__Task directions__. Check every line in the records below for the word "update" and report how many have it, nothing more.

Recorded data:

* * *

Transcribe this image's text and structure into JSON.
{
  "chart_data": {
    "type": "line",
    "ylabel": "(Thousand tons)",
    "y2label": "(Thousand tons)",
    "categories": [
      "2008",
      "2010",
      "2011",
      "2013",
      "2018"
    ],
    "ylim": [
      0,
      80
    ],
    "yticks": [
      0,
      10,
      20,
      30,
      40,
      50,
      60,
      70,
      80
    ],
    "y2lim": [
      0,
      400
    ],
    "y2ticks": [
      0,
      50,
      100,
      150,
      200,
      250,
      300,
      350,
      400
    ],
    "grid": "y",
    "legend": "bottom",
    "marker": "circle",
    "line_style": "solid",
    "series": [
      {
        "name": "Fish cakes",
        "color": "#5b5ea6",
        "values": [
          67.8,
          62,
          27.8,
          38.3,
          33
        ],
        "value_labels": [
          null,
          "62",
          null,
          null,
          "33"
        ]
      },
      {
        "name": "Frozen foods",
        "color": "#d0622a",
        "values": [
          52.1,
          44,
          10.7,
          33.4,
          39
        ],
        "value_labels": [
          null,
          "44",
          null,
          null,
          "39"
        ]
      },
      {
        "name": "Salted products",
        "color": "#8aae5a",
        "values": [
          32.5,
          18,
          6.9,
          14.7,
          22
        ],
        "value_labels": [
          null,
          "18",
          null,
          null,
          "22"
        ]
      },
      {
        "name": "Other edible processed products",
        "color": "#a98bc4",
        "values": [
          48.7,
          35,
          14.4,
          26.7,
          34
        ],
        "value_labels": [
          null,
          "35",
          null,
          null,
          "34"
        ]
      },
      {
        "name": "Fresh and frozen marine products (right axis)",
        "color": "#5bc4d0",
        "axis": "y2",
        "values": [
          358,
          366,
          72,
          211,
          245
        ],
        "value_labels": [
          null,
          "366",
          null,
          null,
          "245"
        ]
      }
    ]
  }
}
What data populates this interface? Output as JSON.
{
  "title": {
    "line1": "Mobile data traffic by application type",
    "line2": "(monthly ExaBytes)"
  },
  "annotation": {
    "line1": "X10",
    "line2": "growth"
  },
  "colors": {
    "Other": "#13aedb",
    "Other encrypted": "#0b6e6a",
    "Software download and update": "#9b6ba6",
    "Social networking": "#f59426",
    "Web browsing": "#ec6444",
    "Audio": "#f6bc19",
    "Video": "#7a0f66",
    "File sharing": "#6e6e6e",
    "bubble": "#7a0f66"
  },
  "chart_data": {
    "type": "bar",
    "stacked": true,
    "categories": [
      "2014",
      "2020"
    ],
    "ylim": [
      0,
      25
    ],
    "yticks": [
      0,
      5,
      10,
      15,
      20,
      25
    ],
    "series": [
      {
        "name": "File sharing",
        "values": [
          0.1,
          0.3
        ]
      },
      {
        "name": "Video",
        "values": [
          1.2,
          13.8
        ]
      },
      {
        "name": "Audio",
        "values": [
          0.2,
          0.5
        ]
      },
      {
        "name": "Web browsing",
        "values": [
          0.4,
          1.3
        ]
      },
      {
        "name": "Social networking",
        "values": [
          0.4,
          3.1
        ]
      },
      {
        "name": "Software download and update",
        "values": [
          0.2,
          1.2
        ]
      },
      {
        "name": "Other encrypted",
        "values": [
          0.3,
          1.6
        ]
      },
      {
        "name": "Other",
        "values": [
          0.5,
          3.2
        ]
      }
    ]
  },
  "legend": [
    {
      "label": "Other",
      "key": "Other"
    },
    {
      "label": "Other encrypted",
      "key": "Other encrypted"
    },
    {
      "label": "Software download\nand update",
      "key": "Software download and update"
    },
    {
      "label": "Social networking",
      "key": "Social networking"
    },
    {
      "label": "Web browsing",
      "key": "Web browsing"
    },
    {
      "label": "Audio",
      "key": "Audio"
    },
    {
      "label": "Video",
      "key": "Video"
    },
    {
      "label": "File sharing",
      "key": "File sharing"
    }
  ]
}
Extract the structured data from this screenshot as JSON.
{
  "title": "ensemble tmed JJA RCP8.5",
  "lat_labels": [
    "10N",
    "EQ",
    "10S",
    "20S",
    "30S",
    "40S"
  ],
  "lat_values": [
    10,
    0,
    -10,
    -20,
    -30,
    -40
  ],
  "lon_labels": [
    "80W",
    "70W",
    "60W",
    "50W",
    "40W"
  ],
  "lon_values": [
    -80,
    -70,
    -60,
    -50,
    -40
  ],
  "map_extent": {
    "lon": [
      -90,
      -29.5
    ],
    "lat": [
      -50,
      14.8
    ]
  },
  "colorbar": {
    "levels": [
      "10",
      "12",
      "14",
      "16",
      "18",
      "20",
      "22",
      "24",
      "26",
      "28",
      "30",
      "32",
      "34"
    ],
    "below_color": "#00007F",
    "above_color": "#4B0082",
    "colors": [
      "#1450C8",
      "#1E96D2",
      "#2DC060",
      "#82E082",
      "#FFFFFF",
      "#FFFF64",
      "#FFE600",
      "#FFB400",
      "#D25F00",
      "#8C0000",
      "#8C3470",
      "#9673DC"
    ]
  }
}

* * *

__Result for this exercise__. 4